Saved entries

────

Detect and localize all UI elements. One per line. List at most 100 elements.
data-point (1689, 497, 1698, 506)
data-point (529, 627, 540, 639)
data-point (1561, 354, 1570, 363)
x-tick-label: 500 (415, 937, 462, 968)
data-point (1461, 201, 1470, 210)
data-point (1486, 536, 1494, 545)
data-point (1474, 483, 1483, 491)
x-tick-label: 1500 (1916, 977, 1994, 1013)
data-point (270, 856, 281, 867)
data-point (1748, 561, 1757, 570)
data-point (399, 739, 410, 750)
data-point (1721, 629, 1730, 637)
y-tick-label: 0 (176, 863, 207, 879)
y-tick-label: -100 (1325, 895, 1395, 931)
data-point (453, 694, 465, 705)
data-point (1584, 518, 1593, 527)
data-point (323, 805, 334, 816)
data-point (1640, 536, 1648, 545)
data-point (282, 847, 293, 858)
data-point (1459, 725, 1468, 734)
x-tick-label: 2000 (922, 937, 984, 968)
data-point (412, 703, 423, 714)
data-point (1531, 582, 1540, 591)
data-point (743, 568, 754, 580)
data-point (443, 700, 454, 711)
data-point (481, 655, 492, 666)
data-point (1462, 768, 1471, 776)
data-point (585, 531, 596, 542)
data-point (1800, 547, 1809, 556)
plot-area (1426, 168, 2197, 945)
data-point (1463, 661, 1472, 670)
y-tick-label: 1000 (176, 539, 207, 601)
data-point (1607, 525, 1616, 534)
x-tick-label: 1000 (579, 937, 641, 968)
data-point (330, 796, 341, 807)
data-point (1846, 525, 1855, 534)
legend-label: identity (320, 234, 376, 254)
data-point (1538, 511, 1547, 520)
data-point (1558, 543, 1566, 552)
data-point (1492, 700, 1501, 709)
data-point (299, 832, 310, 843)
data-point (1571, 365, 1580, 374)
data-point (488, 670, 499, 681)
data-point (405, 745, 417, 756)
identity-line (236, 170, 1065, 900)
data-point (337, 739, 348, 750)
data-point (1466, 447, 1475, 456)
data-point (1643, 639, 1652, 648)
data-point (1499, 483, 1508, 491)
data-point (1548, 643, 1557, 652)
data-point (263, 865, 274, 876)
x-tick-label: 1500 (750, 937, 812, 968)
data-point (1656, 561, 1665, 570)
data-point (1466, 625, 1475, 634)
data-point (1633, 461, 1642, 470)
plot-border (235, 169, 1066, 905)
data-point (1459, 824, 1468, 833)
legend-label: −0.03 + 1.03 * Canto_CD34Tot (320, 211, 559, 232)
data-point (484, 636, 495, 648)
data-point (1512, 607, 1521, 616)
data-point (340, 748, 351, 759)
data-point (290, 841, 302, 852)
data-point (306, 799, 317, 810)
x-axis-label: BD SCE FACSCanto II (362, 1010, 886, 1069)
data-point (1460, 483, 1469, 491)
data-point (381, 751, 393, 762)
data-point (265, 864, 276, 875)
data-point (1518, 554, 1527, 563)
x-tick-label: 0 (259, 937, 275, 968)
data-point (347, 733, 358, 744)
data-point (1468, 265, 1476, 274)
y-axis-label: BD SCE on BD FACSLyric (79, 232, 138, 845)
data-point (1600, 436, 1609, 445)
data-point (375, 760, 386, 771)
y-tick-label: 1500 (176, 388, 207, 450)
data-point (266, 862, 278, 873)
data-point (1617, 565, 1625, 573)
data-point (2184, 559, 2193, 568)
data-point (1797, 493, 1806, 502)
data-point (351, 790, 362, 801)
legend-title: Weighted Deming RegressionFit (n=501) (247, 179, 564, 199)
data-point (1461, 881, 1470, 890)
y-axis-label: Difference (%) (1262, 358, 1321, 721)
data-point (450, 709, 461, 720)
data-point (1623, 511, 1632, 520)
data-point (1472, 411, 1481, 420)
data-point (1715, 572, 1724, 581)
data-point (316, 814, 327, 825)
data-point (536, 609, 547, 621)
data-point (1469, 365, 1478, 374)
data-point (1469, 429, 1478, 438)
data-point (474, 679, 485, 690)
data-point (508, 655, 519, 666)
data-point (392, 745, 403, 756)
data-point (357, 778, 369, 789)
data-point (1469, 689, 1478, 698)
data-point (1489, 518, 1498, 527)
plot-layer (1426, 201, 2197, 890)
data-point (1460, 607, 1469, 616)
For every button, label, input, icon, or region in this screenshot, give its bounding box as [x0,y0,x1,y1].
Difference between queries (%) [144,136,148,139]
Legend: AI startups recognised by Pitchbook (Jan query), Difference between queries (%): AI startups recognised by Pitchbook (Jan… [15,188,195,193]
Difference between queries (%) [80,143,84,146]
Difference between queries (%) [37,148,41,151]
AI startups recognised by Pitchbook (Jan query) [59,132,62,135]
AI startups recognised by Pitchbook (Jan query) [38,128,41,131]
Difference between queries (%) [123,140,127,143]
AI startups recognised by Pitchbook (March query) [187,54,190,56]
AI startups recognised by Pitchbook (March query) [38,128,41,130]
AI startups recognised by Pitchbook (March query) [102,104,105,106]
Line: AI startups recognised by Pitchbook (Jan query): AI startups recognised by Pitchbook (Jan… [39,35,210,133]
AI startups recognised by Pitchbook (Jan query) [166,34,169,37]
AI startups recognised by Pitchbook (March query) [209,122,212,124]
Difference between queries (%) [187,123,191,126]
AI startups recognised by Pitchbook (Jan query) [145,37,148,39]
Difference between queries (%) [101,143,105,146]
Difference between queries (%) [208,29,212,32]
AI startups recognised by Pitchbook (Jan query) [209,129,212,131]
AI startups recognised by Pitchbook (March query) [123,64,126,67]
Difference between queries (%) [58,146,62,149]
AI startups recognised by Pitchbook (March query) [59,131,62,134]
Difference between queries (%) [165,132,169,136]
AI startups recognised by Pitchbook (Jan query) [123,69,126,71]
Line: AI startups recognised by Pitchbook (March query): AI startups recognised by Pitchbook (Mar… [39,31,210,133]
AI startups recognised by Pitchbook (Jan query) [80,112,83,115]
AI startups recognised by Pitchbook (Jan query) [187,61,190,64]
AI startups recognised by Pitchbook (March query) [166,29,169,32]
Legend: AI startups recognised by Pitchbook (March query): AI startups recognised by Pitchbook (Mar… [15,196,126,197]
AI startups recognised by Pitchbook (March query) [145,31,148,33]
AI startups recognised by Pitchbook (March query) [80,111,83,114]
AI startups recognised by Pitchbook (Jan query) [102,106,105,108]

────

Stated task
Copy every one of the saved entries above, line for line, without changing a single character.

Reply
Detect and localize all UI elements. One per line. List at most 100 elements.
data-point (1689, 497, 1698, 506)
data-point (529, 627, 540, 639)
data-point (1561, 354, 1570, 363)
x-tick-label: 500 (415, 937, 462, 968)
data-point (1461, 201, 1470, 210)
data-point (1486, 536, 1494, 545)
data-point (1474, 483, 1483, 491)
x-tick-label: 1500 (1916, 977, 1994, 1013)
data-point (270, 856, 281, 867)
data-point (1748, 561, 1757, 570)
data-point (399, 739, 410, 750)
data-point (1721, 629, 1730, 637)
y-tick-label: 0 (176, 863, 207, 879)
y-tick-label: -100 (1325, 895, 1395, 931)
data-point (453, 694, 465, 705)
data-point (1584, 518, 1593, 527)
data-point (323, 805, 334, 816)
data-point (1640, 536, 1648, 545)
data-point (282, 847, 293, 858)
data-point (1459, 725, 1468, 734)
x-tick-label: 2000 (922, 937, 984, 968)
data-point (412, 703, 423, 714)
data-point (1531, 582, 1540, 591)
data-point (743, 568, 754, 580)
data-point (443, 700, 454, 711)
data-point (481, 655, 492, 666)
data-point (1462, 768, 1471, 776)
data-point (585, 531, 596, 542)
data-point (1800, 547, 1809, 556)
plot-area (1426, 168, 2197, 945)
data-point (1463, 661, 1472, 670)
y-tick-label: 1000 (176, 539, 207, 601)
data-point (1607, 525, 1616, 534)
x-tick-label: 1000 (579, 937, 641, 968)
data-point (330, 796, 341, 807)
data-point (1846, 525, 1855, 534)
legend-label: identity (320, 234, 376, 254)
data-point (1538, 511, 1547, 520)
data-point (1558, 543, 1566, 552)
data-point (1492, 700, 1501, 709)
data-point (299, 832, 310, 843)
data-point (1571, 365, 1580, 374)
data-point (488, 670, 499, 681)
data-point (405, 745, 417, 756)
identity-line (236, 170, 1065, 900)
data-point (337, 739, 348, 750)
data-point (1466, 447, 1475, 456)
data-point (1643, 639, 1652, 648)
data-point (1499, 483, 1508, 491)
data-point (1548, 643, 1557, 652)
data-point (263, 865, 274, 876)
x-tick-label: 1500 (750, 937, 812, 968)
data-point (1656, 561, 1665, 570)
data-point (1466, 625, 1475, 634)
data-point (1633, 461, 1642, 470)
plot-border (235, 169, 1066, 905)
data-point (1459, 824, 1468, 833)
legend-label: −0.03 + 1.03 * Canto_CD34Tot (320, 211, 559, 232)
data-point (484, 636, 495, 648)
data-point (1512, 607, 1521, 616)
data-point (340, 748, 351, 759)
data-point (290, 841, 302, 852)
data-point (306, 799, 317, 810)
x-axis-label: BD SCE FACSCanto II (362, 1010, 886, 1069)
data-point (1460, 483, 1469, 491)
data-point (381, 751, 393, 762)
data-point (265, 864, 276, 875)
data-point (1518, 554, 1527, 563)
x-tick-label: 0 (259, 937, 275, 968)
data-point (347, 733, 358, 744)
data-point (1468, 265, 1476, 274)
y-axis-label: BD SCE on BD FACSLyric (79, 232, 138, 845)
data-point (1600, 436, 1609, 445)
data-point (375, 760, 386, 771)
y-tick-label: 1500 (176, 388, 207, 450)
data-point (266, 862, 278, 873)
data-point (1617, 565, 1625, 573)
data-point (2184, 559, 2193, 568)
data-point (1797, 493, 1806, 502)
data-point (351, 790, 362, 801)
legend-title: Weighted Deming RegressionFit (n=501) (247, 179, 564, 199)
data-point (1461, 881, 1470, 890)
y-axis-label: Difference (%) (1262, 358, 1321, 721)
data-point (450, 709, 461, 720)
data-point (1623, 511, 1632, 520)
data-point (1472, 411, 1481, 420)
data-point (1715, 572, 1724, 581)
data-point (316, 814, 327, 825)
data-point (536, 609, 547, 621)
data-point (1469, 365, 1478, 374)
data-point (1469, 429, 1478, 438)
data-point (474, 679, 485, 690)
data-point (508, 655, 519, 666)
data-point (392, 745, 403, 756)
data-point (357, 778, 369, 789)
data-point (1469, 689, 1478, 698)
data-point (1489, 518, 1498, 527)
plot-layer (1426, 201, 2197, 890)
data-point (1460, 607, 1469, 616)
For every button, label, input, icon, or region in this screenshot, give its bounding box as [x0,y0,x1,y1].
Difference between queries (%) [144,136,148,139]
Legend: AI startups recognised by Pitchbook (Jan query), Difference between queries (%): AI startups recognised by Pitchbook (Jan… [15,188,195,193]
Difference between queries (%) [80,143,84,146]
Difference between queries (%) [37,148,41,151]
AI startups recognised by Pitchbook (Jan query) [59,132,62,135]
AI startups recognised by Pitchbook (Jan query) [38,128,41,131]
Difference between queries (%) [123,140,127,143]
AI startups recognised by Pitchbook (March query) [187,54,190,56]
AI startups recognised by Pitchbook (March query) [38,128,41,130]
AI startups recognised by Pitchbook (March query) [102,104,105,106]
Line: AI startups recognised by Pitchbook (Jan query): AI startups recognised by Pitchbook (Jan… [39,35,210,133]
AI startups recognised by Pitchbook (Jan query) [166,34,169,37]
AI startups recognised by Pitchbook (March query) [209,122,212,124]
Difference between queries (%) [187,123,191,126]
AI startups recognised by Pitchbook (Jan query) [145,37,148,39]
Difference between queries (%) [101,143,105,146]
Difference between queries (%) [208,29,212,32]
AI startups recognised by Pitchbook (Jan query) [209,129,212,131]
AI startups recognised by Pitchbook (March query) [123,64,126,67]
Difference between queries (%) [58,146,62,149]
AI startups recognised by Pitchbook (March query) [59,131,62,134]
Difference between queries (%) [165,132,169,136]
AI startups recognised by Pitchbook (Jan query) [123,69,126,71]
Line: AI startups recognised by Pitchbook (March query): AI startups recognised by Pitchbook (Mar… [39,31,210,133]
AI startups recognised by Pitchbook (Jan query) [80,112,83,115]
AI startups recognised by Pitchbook (Jan query) [187,61,190,64]
AI startups recognised by Pitchbook (March query) [166,29,169,32]
Legend: AI startups recognised by Pitchbook (March query): AI startups recognised by Pitchbook (Mar… [15,196,126,197]
AI startups recognised by Pitchbook (March query) [145,31,148,33]
AI startups recognised by Pitchbook (March query) [80,111,83,114]
AI startups recognised by Pitchbook (Jan query) [102,106,105,108]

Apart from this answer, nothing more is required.